[Begin Available data]

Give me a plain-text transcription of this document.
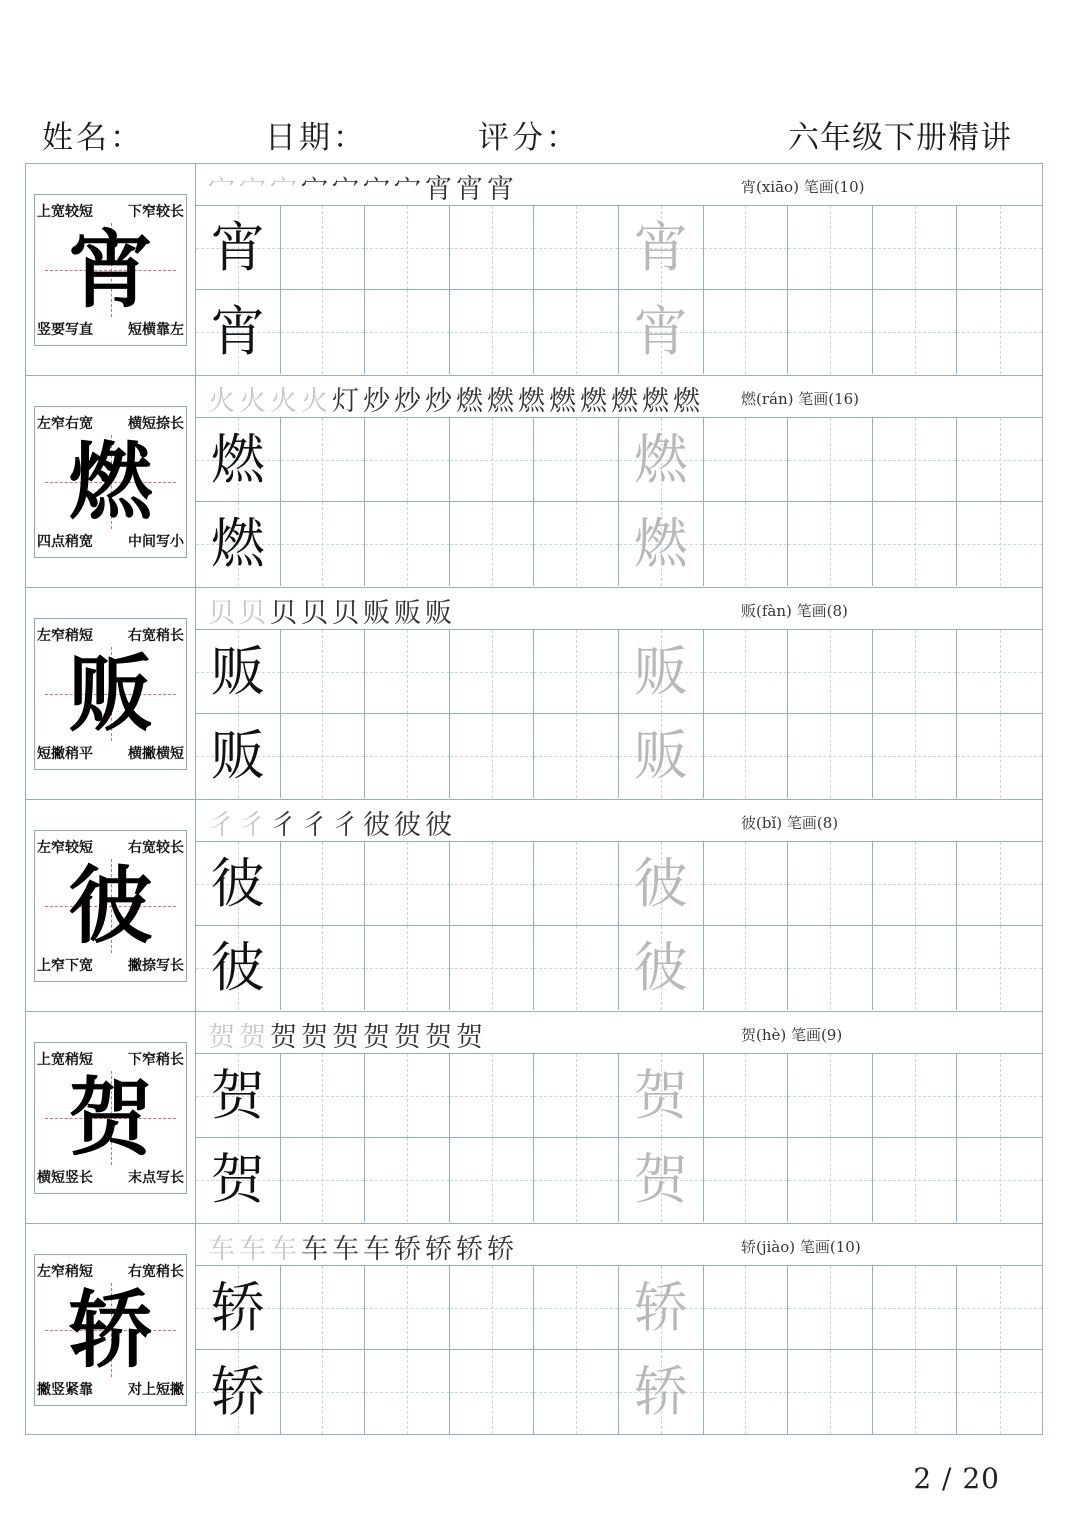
姓名：	日期：	评分：	六年级下册精讲
上宽较短	下窄较长
竖要写直	短横靠左
宵
宀宀宀宀宀宀宀宵宵宵	宵(xiāo) 笔画(10)
宵	宵
宵	宵
左窄右宽	横短捺长
四点稍宽	中间写小
燃
火火火火灯炒炒炒燃燃燃燃燃燃燃燃 燃(rán) 笔画(16)
燃	燃
燃	燃
左窄稍短	右宽稍长
短撇稍平	横撇横短
贩
贝贝贝贝贝贩贩贩	贩(fàn) 笔画(8)
贩	贩
贩	贩
左窄较短	右宽较长
上窄下宽	撇捺写长
彼
彳彳彳彳彳彼彼彼	彼(bǐ) 笔画(8)
彼	彼
彼	彼
上宽稍短	下窄稍长
横短竖长	末点写长
贺
贺贺贺贺贺贺贺贺贺	贺(hè) 笔画(9)
贺	贺
贺	贺
左窄稍短	右宽稍长
撇竖紧靠	对上短撇
轿
车车车车车车轿轿轿轿	轿(jiào) 笔画(10)
轿	轿
轿	轿
2 / 20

[End Available data]

**Problem**
All records must be output exactly as they are, except for the pictures, which are left out.

**Solution**
Give me a plain-text transcription of this document.
姓名：	日期：	评分：	六年级下册精讲
上宽较短	下窄较长
竖要写直	短横靠左
宵
宀宀宀宀宀宀宀宵宵宵	宵(xiāo) 笔画(10)
宵	宵
宵	宵
左窄右宽	横短捺长
四点稍宽	中间写小
燃
火火火火灯炒炒炒燃燃燃燃燃燃燃燃 燃(rán) 笔画(16)
燃	燃
燃	燃
左窄稍短	右宽稍长
短撇稍平	横撇横短
贩
贝贝贝贝贝贩贩贩	贩(fàn) 笔画(8)
贩	贩
贩	贩
左窄较短	右宽较长
上窄下宽	撇捺写长
彼
彳彳彳彳彳彼彼彼	彼(bǐ) 笔画(8)
彼	彼
彼	彼
上宽稍短	下窄稍长
横短竖长	末点写长
贺
贺贺贺贺贺贺贺贺贺	贺(hè) 笔画(9)
贺	贺
贺	贺
左窄稍短	右宽稍长
撇竖紧靠	对上短撇
轿
车车车车车车轿轿轿轿	轿(jiào) 笔画(10)
轿	轿
轿	轿
2 / 20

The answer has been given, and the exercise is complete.